**WHAT YOU HAVE TO DO**
Extract each line containing the string "الآية".

**RECORDS FOR THE EXERCISE**
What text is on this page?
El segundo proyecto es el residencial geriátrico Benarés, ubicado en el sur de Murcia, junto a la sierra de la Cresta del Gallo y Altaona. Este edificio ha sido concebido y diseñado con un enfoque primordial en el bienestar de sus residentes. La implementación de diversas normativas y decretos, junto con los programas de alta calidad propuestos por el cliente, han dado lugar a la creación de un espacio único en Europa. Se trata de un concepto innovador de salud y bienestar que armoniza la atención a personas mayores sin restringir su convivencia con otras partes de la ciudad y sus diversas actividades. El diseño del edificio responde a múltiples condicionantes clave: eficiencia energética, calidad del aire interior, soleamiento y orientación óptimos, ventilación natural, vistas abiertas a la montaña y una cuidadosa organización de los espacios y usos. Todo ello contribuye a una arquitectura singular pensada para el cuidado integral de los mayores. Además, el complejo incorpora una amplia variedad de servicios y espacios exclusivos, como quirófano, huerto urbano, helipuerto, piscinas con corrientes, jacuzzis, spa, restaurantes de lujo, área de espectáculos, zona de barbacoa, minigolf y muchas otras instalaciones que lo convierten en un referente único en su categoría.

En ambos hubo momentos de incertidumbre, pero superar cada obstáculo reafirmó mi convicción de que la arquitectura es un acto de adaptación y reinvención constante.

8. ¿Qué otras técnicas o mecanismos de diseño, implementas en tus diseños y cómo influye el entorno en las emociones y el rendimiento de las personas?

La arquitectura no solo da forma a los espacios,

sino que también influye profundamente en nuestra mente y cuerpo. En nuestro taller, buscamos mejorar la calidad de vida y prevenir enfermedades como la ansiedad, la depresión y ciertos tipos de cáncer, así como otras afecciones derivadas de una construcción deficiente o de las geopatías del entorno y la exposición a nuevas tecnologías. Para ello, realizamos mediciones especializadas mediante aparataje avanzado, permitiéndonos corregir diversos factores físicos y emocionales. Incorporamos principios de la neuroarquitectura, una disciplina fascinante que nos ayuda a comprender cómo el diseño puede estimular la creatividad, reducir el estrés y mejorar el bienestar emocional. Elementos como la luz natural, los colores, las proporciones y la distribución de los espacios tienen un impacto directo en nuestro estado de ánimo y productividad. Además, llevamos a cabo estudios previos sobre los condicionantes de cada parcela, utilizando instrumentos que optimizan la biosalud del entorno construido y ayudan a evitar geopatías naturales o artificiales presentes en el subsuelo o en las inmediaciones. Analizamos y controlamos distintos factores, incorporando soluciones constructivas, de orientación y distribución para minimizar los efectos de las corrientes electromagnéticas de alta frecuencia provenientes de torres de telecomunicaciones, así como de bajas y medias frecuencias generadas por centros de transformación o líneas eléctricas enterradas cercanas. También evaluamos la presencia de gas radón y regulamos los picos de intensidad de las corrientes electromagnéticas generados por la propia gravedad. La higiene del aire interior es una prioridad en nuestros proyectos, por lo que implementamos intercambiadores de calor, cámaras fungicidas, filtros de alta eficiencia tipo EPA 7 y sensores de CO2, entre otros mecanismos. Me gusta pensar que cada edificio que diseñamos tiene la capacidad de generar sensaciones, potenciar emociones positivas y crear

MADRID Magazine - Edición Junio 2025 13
* * *
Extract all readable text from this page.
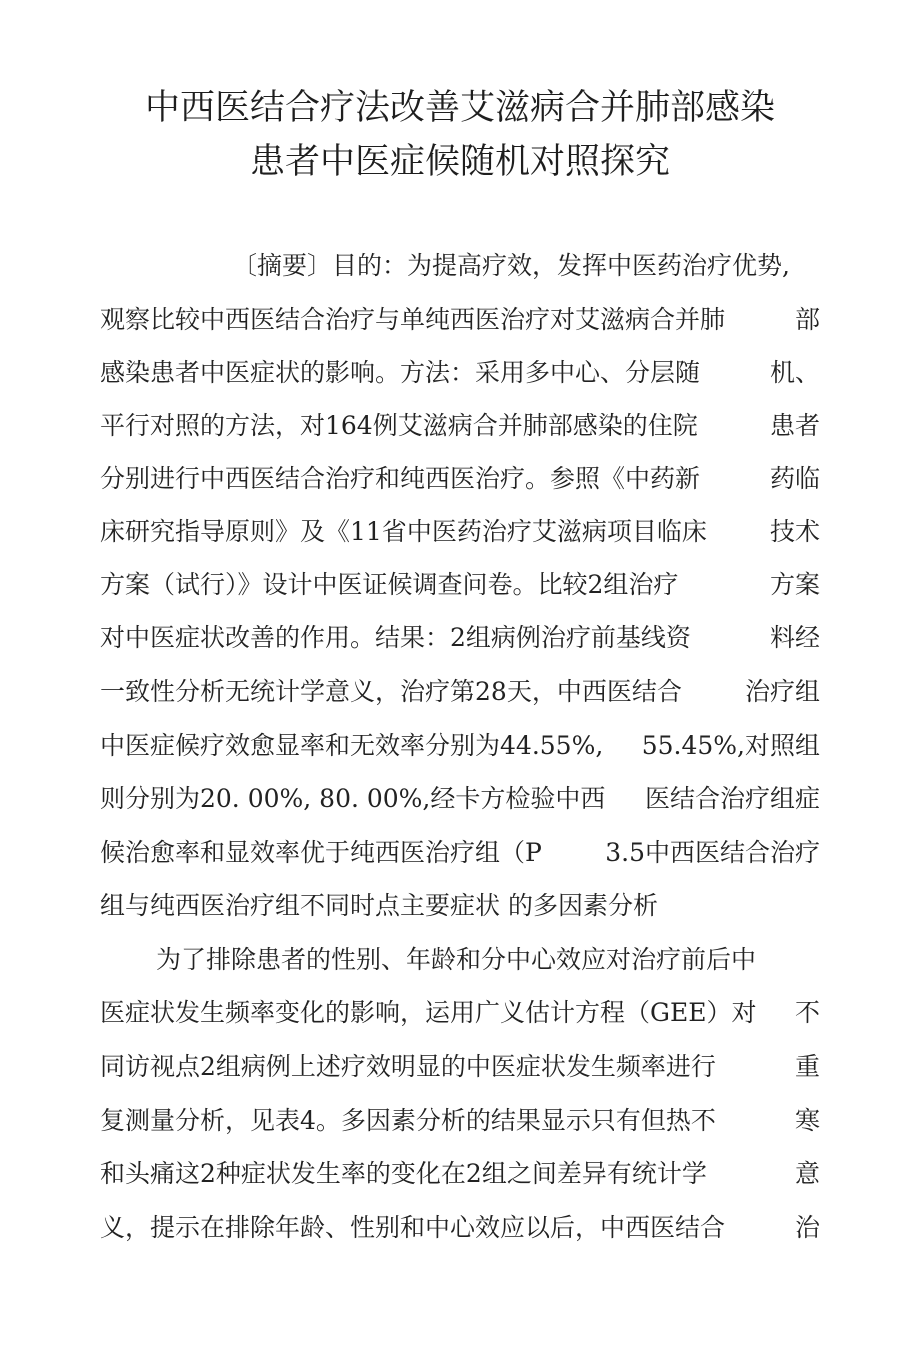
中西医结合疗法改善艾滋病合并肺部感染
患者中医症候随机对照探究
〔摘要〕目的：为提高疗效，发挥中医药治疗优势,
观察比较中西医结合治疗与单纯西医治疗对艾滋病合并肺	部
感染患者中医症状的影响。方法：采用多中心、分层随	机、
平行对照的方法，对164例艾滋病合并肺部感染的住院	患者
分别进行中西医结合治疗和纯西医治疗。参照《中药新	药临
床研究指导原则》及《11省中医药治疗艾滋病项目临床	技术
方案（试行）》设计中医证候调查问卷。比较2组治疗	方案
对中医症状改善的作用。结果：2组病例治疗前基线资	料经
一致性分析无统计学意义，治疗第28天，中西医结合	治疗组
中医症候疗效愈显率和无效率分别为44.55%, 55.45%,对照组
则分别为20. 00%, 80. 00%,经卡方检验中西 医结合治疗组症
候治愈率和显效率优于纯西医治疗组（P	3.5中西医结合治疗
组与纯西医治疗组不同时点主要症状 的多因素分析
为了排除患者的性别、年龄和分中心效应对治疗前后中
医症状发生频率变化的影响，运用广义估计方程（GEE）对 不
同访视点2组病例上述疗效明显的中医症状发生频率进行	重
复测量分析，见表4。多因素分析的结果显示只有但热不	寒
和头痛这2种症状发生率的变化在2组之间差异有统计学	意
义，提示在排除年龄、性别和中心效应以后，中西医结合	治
...
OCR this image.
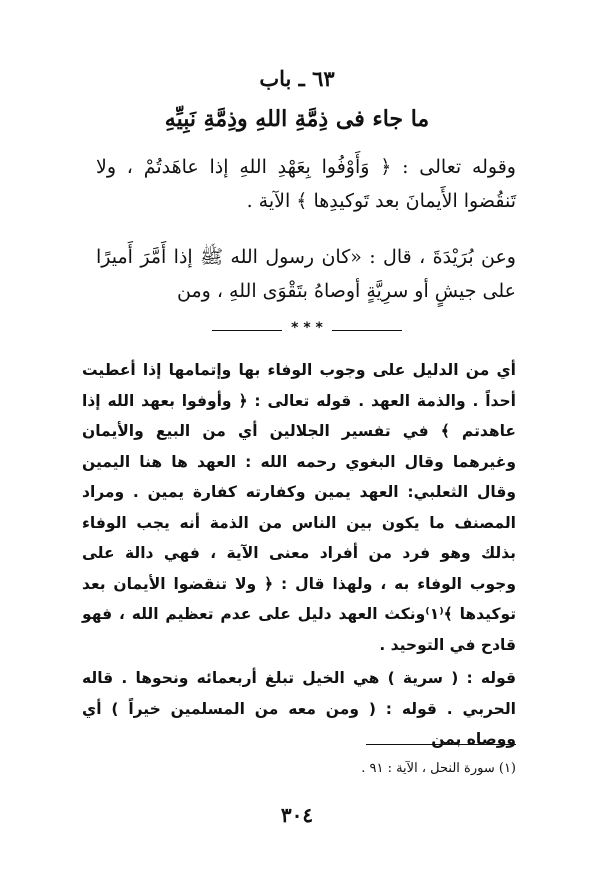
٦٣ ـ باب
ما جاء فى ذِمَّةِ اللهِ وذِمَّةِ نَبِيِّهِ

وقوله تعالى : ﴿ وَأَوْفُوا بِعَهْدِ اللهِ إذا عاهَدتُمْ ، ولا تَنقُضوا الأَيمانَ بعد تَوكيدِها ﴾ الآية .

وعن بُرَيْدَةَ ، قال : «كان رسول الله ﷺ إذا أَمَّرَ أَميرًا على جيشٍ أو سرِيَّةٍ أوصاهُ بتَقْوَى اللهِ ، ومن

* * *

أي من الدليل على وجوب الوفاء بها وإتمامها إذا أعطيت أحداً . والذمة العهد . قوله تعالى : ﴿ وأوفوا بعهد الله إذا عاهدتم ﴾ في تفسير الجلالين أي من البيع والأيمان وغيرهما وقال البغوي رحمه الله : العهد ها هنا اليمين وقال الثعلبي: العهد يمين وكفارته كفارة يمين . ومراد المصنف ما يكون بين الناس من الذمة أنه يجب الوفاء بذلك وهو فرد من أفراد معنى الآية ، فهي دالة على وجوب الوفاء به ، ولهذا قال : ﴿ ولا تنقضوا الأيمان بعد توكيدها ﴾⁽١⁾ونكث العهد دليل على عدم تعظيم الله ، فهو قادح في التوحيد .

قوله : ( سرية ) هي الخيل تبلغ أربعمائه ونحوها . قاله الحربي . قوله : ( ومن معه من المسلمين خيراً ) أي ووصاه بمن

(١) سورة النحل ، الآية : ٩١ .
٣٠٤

**ANSWER TO THIS TASK**
وقوله تعالى : ﴿ وَأَوْفُوا بِعَهْدِ اللهِ إذا عاهَدتُمْ ، ولا تَنقُضوا الأَيمانَ بعد تَوكيدِها ﴾ الآية .
أي من الدليل على وجوب الوفاء بها وإتمامها إذا أعطيت أحداً . والذمة العهد . قوله تعالى : ﴿ وأوفوا بعهد الله إذا عاهدتم ﴾ في تفسير الجلالين أي من البيع والأيمان وغيرهما وقال البغوي رحمه الله : العهد ها هنا اليمين وقال الثعلبي: العهد يمين وكفارته كفارة يمين . ومراد المصنف ما يكون بين الناس من الذمة أنه يجب الوفاء بذلك وهو فرد من أفراد معنى الآية ، فهي دالة على وجوب الوفاء به ، ولهذا قال : ﴿ ولا تنقضوا الأيمان بعد توكيدها ﴾⁽١⁾ونكث العهد دليل على عدم تعظيم الله ، فهو قادح في التوحيد .
(١) سورة النحل ، الآية : ٩١ .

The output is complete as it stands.